- _WHAT THIS TASK INVOLVES_:
Extend the piece about living in the Balearic Islands, picking up right after its final sentence.

- _TEXT SHOWN_:
One of the main problems of the islands is overpopulation. Keep in mind that these are islands full of tourists. The feeling of overcrowding on the streets, especially in Mallorca, is not a subjective perception, but a fact. The lack of public transportation has led to a significant increase in the number of private vehicles, to which are added the rental cars, causing traffic jams, longer travel times and parking problems.
Living in the Balearic Islands means a high cost of rent. The cost of housing has increased significantly in recent years. The houses would be there, but they are not available for long-term rentals because their owners prefer to rent them to tourists for short periods of time.
This makes it very difficult for people who want to live and work on the island to find housing. Therefore, I recommend that you only accept a job on these islands if housing is provided or at least the employer agrees to find housing.
It is unlikely that you will find a cheap flat on the Balearic Islands, even in winter. The desperate search for an flat affects thousands of residents who until a few years ago did not have this problem, but now the tourist rentals have absorbed a large part of the housing supply and demand has skyrocketed. As a result, prices have also risen sharply.
Last year, rental prices in the Balearic Islands increased by 24.0%.
Another problem of life in the Balearic Islands is that the inhabitants find it difficult to open up to others, especially if they are strangers. This is not the case in the rest of Spain, where people are more open and friendly with immigrants.
These islands have a privileged climate with average temperatures between 18°C and 21°C. You have the opportunity to enjoy almost 300 days of sunshine a year. The climate is typically Mediterranean, with mild winters, dry summers that are not too hot, and changeable autumns and winters, both in terms of temperature and precipitation, although it can also be quite cold and windy.

- _DATA LISTING_:
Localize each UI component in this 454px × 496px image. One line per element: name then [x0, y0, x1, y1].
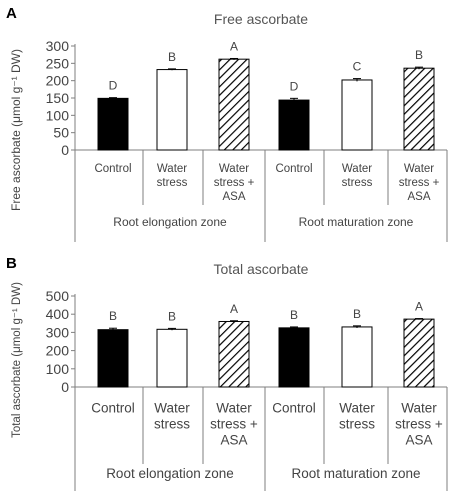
category-label-line: stress +	[399, 177, 440, 189]
category-label-line: Water	[342, 163, 372, 175]
bar	[218, 58, 250, 151]
bar	[218, 320, 250, 388]
significance-letter: B	[353, 307, 361, 321]
category-label-line: stress	[157, 177, 188, 189]
bar	[403, 318, 435, 388]
category-label-line: Control	[94, 163, 131, 175]
significance-letter: A	[230, 39, 238, 53]
category-label-line: Water	[216, 400, 252, 415]
category-label-line: ASA	[220, 432, 247, 447]
panel-label: A	[6, 5, 17, 22]
significance-letter: B	[168, 50, 176, 64]
significance-letter: D	[109, 79, 118, 93]
y-tick-label: 0	[61, 379, 69, 395]
bar	[403, 67, 435, 151]
y-tick-label: 300	[46, 38, 70, 54]
significance-letter: B	[168, 309, 176, 323]
category-label-line: ASA	[222, 191, 245, 203]
bar	[156, 328, 188, 388]
category-label-line: Control	[272, 400, 316, 415]
category-label-line: Control	[275, 163, 312, 175]
group-label: Root elongation zone	[113, 215, 227, 229]
category-label: Control	[91, 400, 135, 415]
y-axis-label: Free ascorbate (μmol g⁻¹ DW)	[9, 49, 23, 211]
category-label-line: stress	[339, 416, 375, 431]
category-label: Control	[275, 163, 312, 175]
chart-panel-b: B Total ascorbate Total ascorbate (μmol g⁻…	[0, 250, 454, 494]
category-label-line: Water	[219, 163, 249, 175]
bar	[97, 97, 129, 151]
significance-letter: B	[290, 308, 298, 322]
category-label-line: ASA	[407, 191, 430, 203]
category-label-line: stress +	[214, 177, 255, 189]
bar	[156, 69, 188, 151]
y-tick-label: 500	[46, 288, 70, 304]
bar	[278, 327, 310, 388]
y-tick-label: 50	[53, 125, 69, 141]
category-label: Water stress	[154, 400, 190, 431]
category-label: Water stress + ASA	[395, 400, 443, 447]
y-tick-label: 200	[46, 343, 70, 359]
significance-letter: B	[415, 48, 423, 62]
free-ascorbate-chart: A Free ascorbate Free ascorbate (μmol g⁻¹ …	[6, 5, 448, 242]
category-label-line: stress +	[395, 416, 443, 431]
category-label: Water stress + ASA	[399, 163, 440, 203]
chart-title: Total ascorbate	[214, 261, 309, 277]
category-label: Control	[94, 163, 131, 175]
y-tick-label: 0	[61, 142, 69, 158]
y-tick-label: 200	[46, 73, 70, 89]
total-ascorbate-chart: B Total ascorbate Total ascorbate (μmol g⁻…	[6, 255, 448, 494]
y-axis-label: Total ascorbate (μmol g⁻¹ DW)	[11, 282, 23, 438]
group-label: Root elongation zone	[106, 466, 234, 481]
category-label: Water stress	[339, 400, 375, 431]
category-label-line: ASA	[405, 432, 432, 447]
category-label: Water stress	[157, 163, 188, 189]
category-label-line: Water	[401, 400, 437, 415]
category-label-line: stress	[342, 177, 373, 189]
category-label: Water stress + ASA	[210, 400, 258, 447]
category-label-line: Water	[339, 400, 375, 415]
y-tick-label: 100	[46, 107, 70, 123]
chart-panel-a: A Free ascorbate Free ascorbate (μmol g⁻¹ …	[0, 0, 454, 245]
y-tick-label: 300	[46, 324, 70, 340]
category-label: Water stress + ASA	[214, 163, 255, 203]
category-label-line: Water	[157, 163, 187, 175]
category-label: Water stress	[342, 163, 373, 189]
y-tick-label: 250	[46, 55, 70, 71]
bar	[341, 326, 373, 388]
category-label-line: Water	[404, 163, 434, 175]
group-label: Root maturation zone	[291, 466, 420, 481]
panel-label: B	[6, 255, 17, 272]
bar	[341, 79, 373, 151]
chart-title: Free ascorbate	[214, 11, 308, 27]
category-label-line: Water	[154, 400, 190, 415]
significance-letter: B	[109, 309, 117, 323]
bar	[278, 99, 310, 151]
category-label-line: stress +	[210, 416, 258, 431]
category-label-line: stress	[154, 416, 190, 431]
significance-letter: A	[415, 300, 423, 314]
bar	[97, 329, 129, 388]
category-label-line: Control	[91, 400, 135, 415]
significance-letter: A	[230, 302, 238, 316]
significance-letter: D	[290, 79, 299, 93]
significance-letter: C	[353, 60, 362, 74]
y-tick-label: 100	[46, 361, 70, 377]
group-label: Root maturation zone	[299, 215, 414, 229]
y-tick-label: 400	[46, 306, 70, 322]
category-label: Control	[272, 400, 316, 415]
y-tick-label: 150	[46, 90, 70, 106]
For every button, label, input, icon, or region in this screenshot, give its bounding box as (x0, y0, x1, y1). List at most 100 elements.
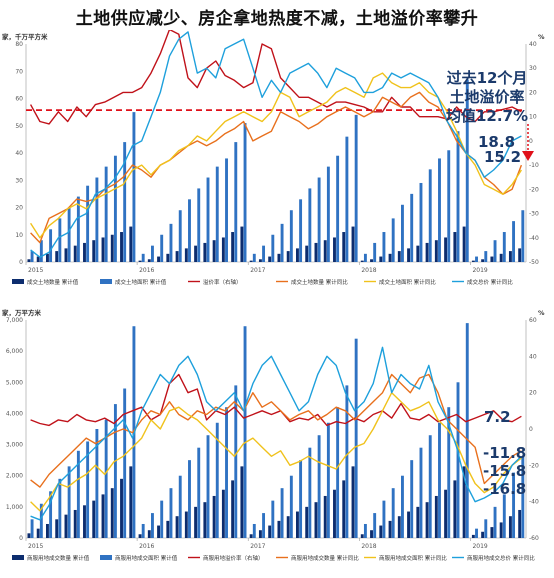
bar-1-36 (363, 523, 367, 538)
bar-0-29 (296, 511, 299, 538)
bar-1-28 (289, 475, 293, 538)
bar-1-5 (76, 450, 80, 538)
bar-1-16 (178, 475, 182, 538)
bar-0-0 (27, 533, 31, 538)
bar-0-6 (83, 242, 86, 262)
right-tick-label-6: 10 (529, 114, 537, 121)
bar-0-7 (92, 240, 96, 262)
bar-1-21 (225, 158, 228, 262)
bar-0-50 (490, 256, 494, 262)
bar-0-40 (397, 251, 401, 262)
right-tick-label-4: -10 (529, 162, 539, 169)
bar-0-1 (36, 528, 40, 538)
bar-0-19 (203, 502, 207, 538)
bar-1-37 (373, 242, 377, 262)
bar-0-2 (46, 523, 49, 538)
bar-1-21 (225, 407, 228, 538)
value-label-minus-11-8: -11.8 (483, 444, 526, 462)
x-tick-label-0: 2015 (28, 267, 43, 274)
bar-0-9 (110, 234, 114, 262)
bar-1-50 (493, 506, 497, 538)
value-label-15-2: 15.2 (484, 148, 521, 166)
bar-1-41 (410, 193, 414, 262)
right-tick-label-2: -30 (529, 211, 539, 218)
bar-0-46 (453, 232, 457, 262)
bar-1-39 (391, 218, 395, 262)
legend-swatch-1 (100, 279, 112, 284)
left-tick-label-1: 1,000 (6, 504, 23, 511)
bar-1-36 (363, 253, 367, 262)
bar-0-42 (416, 506, 420, 538)
x-tick-label-4: 2019 (472, 267, 487, 274)
bar-1-43 (428, 169, 432, 262)
bar-0-49 (481, 259, 485, 262)
bar-1-45 (447, 407, 451, 538)
series-line-3 (30, 31, 522, 258)
bar-0-33 (333, 489, 336, 538)
bar-1-1 (39, 240, 43, 262)
bar-0-45 (444, 489, 448, 538)
bar-0-14 (157, 256, 161, 262)
bar-0-5 (73, 245, 77, 262)
bar-0-11 (129, 466, 133, 538)
bar-1-26 (271, 234, 275, 262)
bar-1-51 (502, 494, 506, 538)
bar-0-41 (407, 248, 411, 262)
bar-1-46 (456, 382, 460, 538)
bar-0-36 (360, 260, 364, 262)
bar-0-16 (175, 516, 179, 538)
bar-0-42 (416, 245, 420, 262)
series-line-0 (30, 373, 522, 427)
bar-1-3 (58, 218, 62, 262)
bar-0-32 (323, 240, 327, 262)
series-line-2 (30, 391, 522, 512)
bar-1-31 (317, 177, 321, 262)
right-tick-label-2: -20 (529, 462, 539, 469)
x-tick-label-1: 2016 (139, 267, 154, 274)
bar-0-12 (138, 534, 142, 538)
bar-1-49 (484, 519, 488, 538)
x-tick-label-4: 2019 (472, 543, 487, 550)
bar-0-3 (55, 519, 59, 538)
bar-1-33 (336, 407, 340, 538)
bar-1-7 (95, 177, 99, 262)
bar-0-23 (240, 226, 244, 262)
legend-label-1: 成交土地面积 累计值 (115, 278, 167, 286)
bar-0-24 (249, 260, 253, 262)
right-tick-label-4: 20 (529, 390, 537, 397)
legend-swatch-1 (100, 555, 112, 560)
bar-1-35 (354, 114, 358, 262)
left-tick-label-5: 50 (15, 123, 23, 130)
bar-0-10 (120, 478, 123, 538)
bar-1-19 (206, 177, 210, 262)
value-label-18-8: 18.8 (478, 133, 515, 151)
right-tick-label-0: -60 (529, 535, 539, 542)
bar-0-8 (101, 237, 105, 262)
bar-1-0 (30, 519, 34, 538)
bar-0-24 (249, 534, 253, 538)
land-supply-chart: 家，千万平方米 % 0 10 20 30 40 50 60 70 80 -50 -40 -30 -20 -10… (2, 30, 545, 286)
bar-1-11 (132, 112, 136, 262)
bar-0-4 (64, 514, 68, 538)
right-tick-label-6: 60 (529, 317, 537, 324)
bar-0-23 (240, 466, 244, 538)
right-tick-label-3: -20 (529, 186, 539, 193)
bar-1-48 (475, 528, 478, 538)
bar-0-25 (258, 530, 262, 538)
bar-0-38 (379, 256, 383, 262)
bar-0-53 (518, 248, 522, 262)
bar-1-31 (317, 435, 321, 538)
bar-0-5 (73, 509, 77, 538)
bar-0-14 (157, 525, 161, 538)
bar-0-43 (425, 502, 429, 538)
bar-0-2 (46, 253, 49, 262)
bar-1-13 (151, 245, 154, 262)
bar-1-43 (428, 435, 432, 538)
legend-label-4: 成交土地面积 累计同比 (379, 278, 436, 286)
x-tick-label-3: 2018 (361, 267, 376, 274)
bar-0-16 (175, 251, 179, 262)
left-tick-label-5: 5,000 (6, 379, 23, 386)
bar-1-30 (308, 188, 312, 262)
bar-1-44 (438, 422, 441, 538)
bar-1-9 (113, 155, 117, 262)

- _TASK RESULT_:
Working in the Balearic Islands
Speaking of work, the tourist industry is the most important sector of the economy of the Balearic Islands, the hotel offer is one of the first in the world.
It is not difficult to find a job, and especially from March it is very easy to find work in different fields. From March/April there are many job searches in areas such as:
- Health services
To gain access to these positions, it is not enough to have a good CV, but it is also necessary to know foreign languages (primarily English and German) and to have experience and be able to prove it.
Employment agencies, newspapers and the Internet are the usual sources for finding a job in the Balearic Islands. The newspapers have only a limited number of job offers. Internet searches, on the other hand, can begin while you are still abroad. For foreigners, it is easiest to find a job in the tourism sector: in hotels, restaurants or as an employee of a tour operator.
Most jobs in tourism are, of course, seasonal. The summer season lasts from May 1 to October 31. The 6-month contract is sufficient if you want to apply for unemployment benefits in the winter.
Unfortunately, the cost of living has risen dramatically in recent years, so that seasonal work in tourism and unemployment benefits can hardly guarantee a decent standard of living, so that more and more seasonal workers have to leave the islands in winter to work elsewhere.
On the other hand, those seeking office jobs must have excellent Spanish and sometimes even Catalan language skills, in addition to specific skills.
Once you find a job, be prepared for a renewable three-month contract. Very few companies will initially offer you a contract longer than 3 months, especially if they don’t know you. Spanish law is strongly pro-employee, so longer contracts are too risky for employers.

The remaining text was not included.